» Task brief
Transcribe each entry below exactly. Pictures do not go in the copy.

» Supplied data

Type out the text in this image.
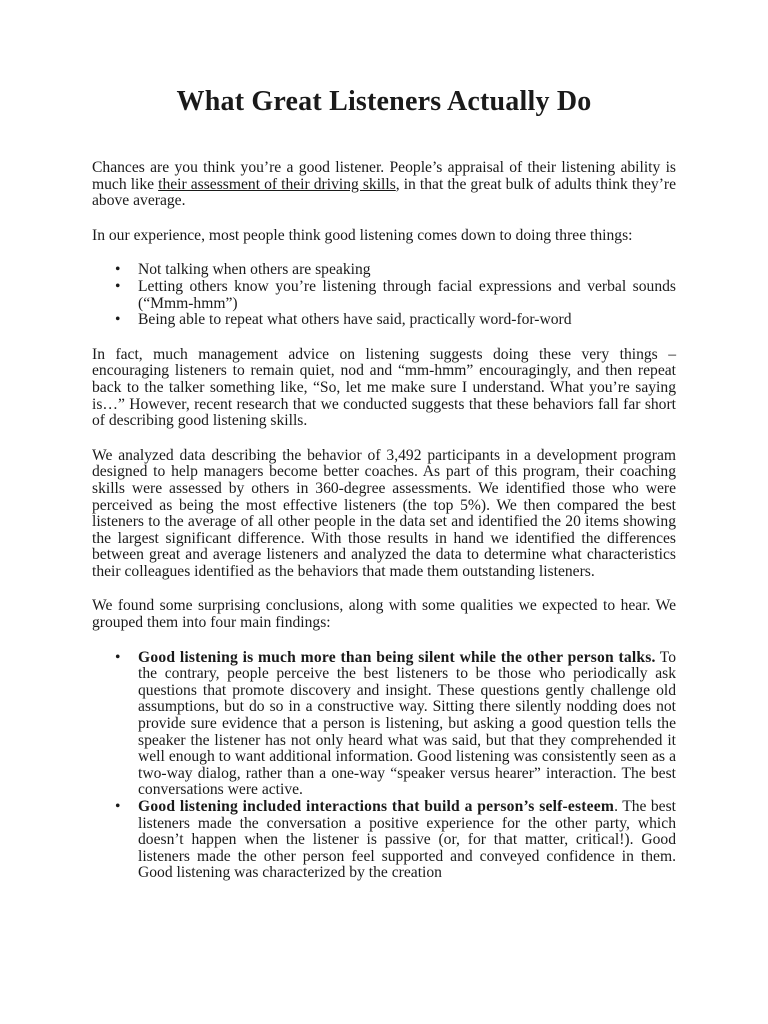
What Great Listeners Actually Do

Chances are you think you’re a good listener. People’s appraisal of their listening ability is much like their assessment of their driving skills, in that the great bulk of adults think they’re above average.

In our experience, most people think good listening comes down to doing three things:

• Not talking when others are speaking
• Letting others know you’re listening through facial expressions and verbal sounds (“Mmm-hmm”)
• Being able to repeat what others have said, practically word-for-word

In fact, much management advice on listening suggests doing these very things – encouraging listeners to remain quiet, nod and “mm-hmm” encouragingly, and then repeat back to the talker something like, “So, let me make sure I understand. What you’re saying is…” However, recent research that we conducted suggests that these behaviors fall far short of describing good listening skills.

We analyzed data describing the behavior of 3,492 participants in a development program designed to help managers become better coaches. As part of this program, their coaching skills were assessed by others in 360-degree assessments. We identified those who were perceived as being the most effective listeners (the top 5%). We then compared the best listeners to the average of all other people in the data set and identified the 20 items showing the largest significant difference. With those results in hand we identified the differences between great and average listeners and analyzed the data to determine what characteristics their colleagues identified as the behaviors that made them outstanding listeners.

We found some surprising conclusions, along with some qualities we expected to hear. We grouped them into four main findings:

• Good listening is much more than being silent while the other person talks. To the contrary, people perceive the best listeners to be those who periodically ask questions that promote discovery and insight. These questions gently challenge old assumptions, but do so in a constructive way. Sitting there silently nodding does not provide sure evidence that a person is listening, but asking a good question tells the speaker the listener has not only heard what was said, but that they comprehended it well enough to want additional information. Good listening was consistently seen as a two-way dialog, rather than a one-way “speaker versus hearer” interaction. The best conversations were active.
• Good listening included interactions that build a person’s self-esteem. The best listeners made the conversation a positive experience for the other party, which doesn’t happen when the listener is passive (or, for that matter, critical!). Good listeners made the other person feel supported and conveyed confidence in them. Good listening was characterized by the creation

» Task output
Type out the text in this image.
What Great Listeners Actually Do

Chances are you think you’re a good listener. People’s appraisal of their listening ability is much like their assessment of their driving skills, in that the great bulk of adults think they’re above average.

In our experience, most people think good listening comes down to doing three things:

• Not talking when others are speaking
• Letting others know you’re listening through facial expressions and verbal sounds (“Mmm-hmm”)
• Being able to repeat what others have said, practically word-for-word

In fact, much management advice on listening suggests doing these very things – encouraging listeners to remain quiet, nod and “mm-hmm” encouragingly, and then repeat back to the talker something like, “So, let me make sure I understand. What you’re saying is…” However, recent research that we conducted suggests that these behaviors fall far short of describing good listening skills.

We analyzed data describing the behavior of 3,492 participants in a development program designed to help managers become better coaches. As part of this program, their coaching skills were assessed by others in 360-degree assessments. We identified those who were perceived as being the most effective listeners (the top 5%). We then compared the best listeners to the average of all other people in the data set and identified the 20 items showing the largest significant difference. With those results in hand we identified the differences between great and average listeners and analyzed the data to determine what characteristics their colleagues identified as the behaviors that made them outstanding listeners.

We found some surprising conclusions, along with some qualities we expected to hear. We grouped them into four main findings:

• Good listening is much more than being silent while the other person talks. To the contrary, people perceive the best listeners to be those who periodically ask questions that promote discovery and insight. These questions gently challenge old assumptions, but do so in a constructive way. Sitting there silently nodding does not provide sure evidence that a person is listening, but asking a good question tells the speaker the listener has not only heard what was said, but that they comprehended it well enough to want additional information. Good listening was consistently seen as a two-way dialog, rather than a one-way “speaker versus hearer” interaction. The best conversations were active.
• Good listening included interactions that build a person’s self-esteem. The best listeners made the conversation a positive experience for the other party, which doesn’t happen when the listener is passive (or, for that matter, critical!). Good listeners made the other person feel supported and conveyed confidence in them. Good listening was characterized by the creation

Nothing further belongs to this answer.